Copy out the lines of the entries below exactly as they appear, leaving out the pictures.

GIVEN RECORDS -
□ □ □
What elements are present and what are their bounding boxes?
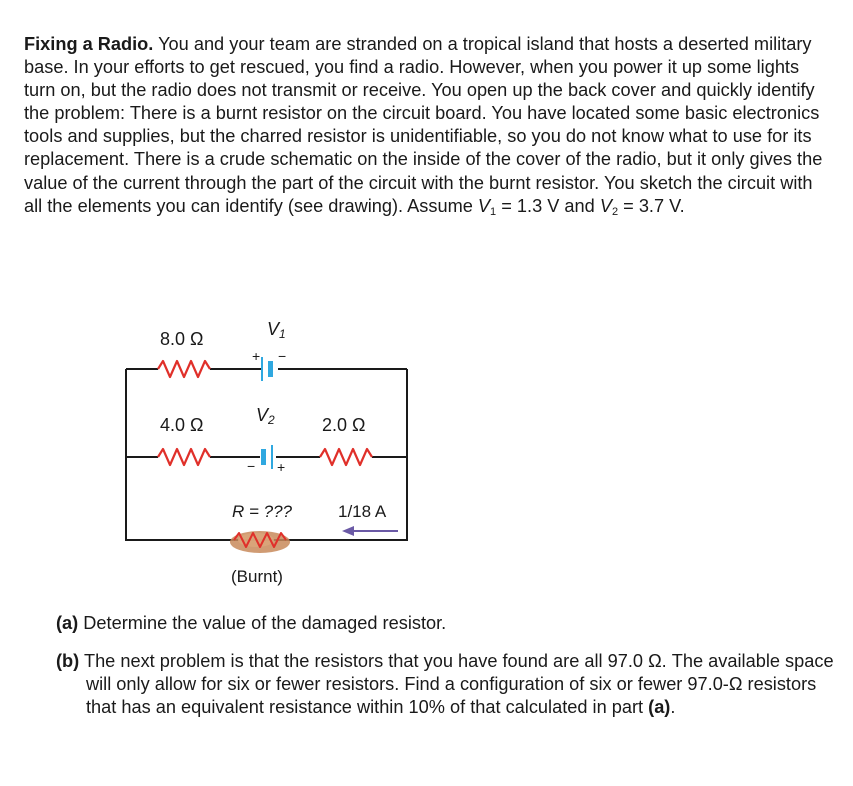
- v1-subscript: 1: [490, 205, 497, 218]
- question-a-text: Determine the value of the damaged resistor.: [78, 613, 447, 633]
- label-v1: V1: [267, 319, 286, 341]
- resistor-2ohm: [320, 449, 372, 465]
- label-2ohm: 2.0 Ω: [322, 415, 366, 435]
- question-a: [56, 612, 846, 635]
- problem-text: [24, 33, 824, 224]
- resistor-8ohm: [158, 361, 210, 377]
- question-b-ref: (a): [648, 697, 671, 718]
- question-b-label: (b): [56, 651, 80, 671]
- battery-v1: [262, 357, 273, 381]
- v2-plus-sign: +: [277, 459, 286, 475]
- v1-symbol: V: [477, 195, 491, 216]
- label-current: 1/18 A: [338, 502, 387, 521]
- question-b: [56, 650, 846, 719]
- question-b-end: .: [670, 697, 676, 718]
- v1-minus-sign: −: [278, 348, 287, 364]
- current-arrow: [342, 526, 398, 536]
- circuit-diagram: [110, 305, 420, 590]
- v2-symbol: V: [599, 195, 612, 216]
- problem-title: Fixing a Radio.: [24, 34, 154, 54]
- label-v2: V2: [256, 405, 275, 427]
- resistor-4ohm: [158, 449, 210, 465]
- label-unknown-resistor: R = ???: [232, 502, 293, 521]
- v1-plus-sign: +: [252, 348, 261, 364]
- v2-subscript: 2: [611, 205, 619, 218]
- question-b-text: The next problem is that the resistors that you have found are all 97.0 Ω. The available space will only allow for six or fewer resistors. Find a configuration of six or fewer 97.0-Ω resistors that has an equivalent resistance within 10% of that calculated in part: [79, 651, 834, 718]
- v1-value: = 1.3 V and: [496, 195, 600, 216]
- label-burnt: (Burnt): [231, 567, 283, 586]
- battery-v2: [261, 445, 272, 469]
- question-a-label: (a): [56, 613, 79, 633]
- v2-minus-sign: −: [247, 458, 256, 474]
- label-8ohm: 8.0 Ω: [160, 329, 204, 349]
- label-4ohm: 4.0 Ω: [160, 415, 204, 435]
- v2-value: = 3.7 V.: [618, 195, 685, 216]
- burnt-resistor: [230, 531, 290, 553]
- problem-body: You and your team are stranded on a tropical island that hosts a deserted military base. In your efforts to get rescued, you find a radio. However, when you power it up some lights turn on, but the radio does not transmit or receive. You open up the back cover and quickly identify the problem: There is a burnt resistor on the circuit board. You have located some basic electronics tools and supplies, but the charred resistor is unidentifiable, so you do not know what to use for its replacement. There is a crude schematic on the inside of the cover of the radio, but it only gives the value of the current through the part of the circuit with the burnt resistor. You sketch the circuit with all the elements you can identify (see drawing). Assume: [24, 34, 823, 216]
□ □ □
CORRECT RESULT -
What elements are present and what are their bounding boxes?
- v1-subscript: 1: [490, 205, 497, 218]
- question-a-text: Determine the value of the damaged resistor.: [78, 613, 447, 633]
- label-v1: V1: [267, 319, 286, 341]
- resistor-2ohm: [320, 449, 372, 465]
- label-2ohm: 2.0 Ω: [322, 415, 366, 435]
- question-a: [56, 612, 846, 635]
- problem-text: [24, 33, 824, 224]
- resistor-8ohm: [158, 361, 210, 377]
- question-b-ref: (a): [648, 697, 671, 718]
- question-b-label: (b): [56, 651, 80, 671]
- battery-v1: [262, 357, 273, 381]
- v2-plus-sign: +: [277, 459, 286, 475]
- v1-symbol: V: [477, 195, 491, 216]
- label-current: 1/18 A: [338, 502, 387, 521]
- question-b: [56, 650, 846, 719]
- question-b-end: .: [670, 697, 676, 718]
- v1-minus-sign: −: [278, 348, 287, 364]
- current-arrow: [342, 526, 398, 536]
- circuit-diagram: [110, 305, 420, 590]
- v2-symbol: V: [599, 195, 612, 216]
- problem-title: Fixing a Radio.: [24, 34, 154, 54]
- label-v2: V2: [256, 405, 275, 427]
- resistor-4ohm: [158, 449, 210, 465]
- label-unknown-resistor: R = ???: [232, 502, 293, 521]
- v1-plus-sign: +: [252, 348, 261, 364]
- v2-subscript: 2: [611, 205, 619, 218]
- question-b-text: The next problem is that the resistors that you have found are all 97.0 Ω. The available space will only allow for six or fewer resistors. Find a configuration of six or fewer 97.0-Ω resistors that has an equivalent resistance within 10% of that calculated in part: [79, 651, 834, 718]
- v1-value: = 1.3 V and: [496, 195, 600, 216]
- label-burnt: (Burnt): [231, 567, 283, 586]
- battery-v2: [261, 445, 272, 469]
- question-a-label: (a): [56, 613, 79, 633]
- v2-minus-sign: −: [247, 458, 256, 474]
- label-8ohm: 8.0 Ω: [160, 329, 204, 349]
- label-4ohm: 4.0 Ω: [160, 415, 204, 435]
- v2-value: = 3.7 V.: [618, 195, 685, 216]
- burnt-resistor: [230, 531, 290, 553]
- problem-body: You and your team are stranded on a tropical island that hosts a deserted military base. In your efforts to get rescued, you find a radio. However, when you power it up some lights turn on, but the radio does not transmit or receive. You open up the back cover and quickly identify the problem: There is a burnt resistor on the circuit board. You have located some basic electronics tools and supplies, but the charred resistor is unidentifiable, so you do not know what to use for its replacement. There is a crude schematic on the inside of the cover of the radio, but it only gives the value of the current through the part of the circuit with the burnt resistor. You sketch the circuit with all the elements you can identify (see drawing). Assume: [24, 34, 823, 216]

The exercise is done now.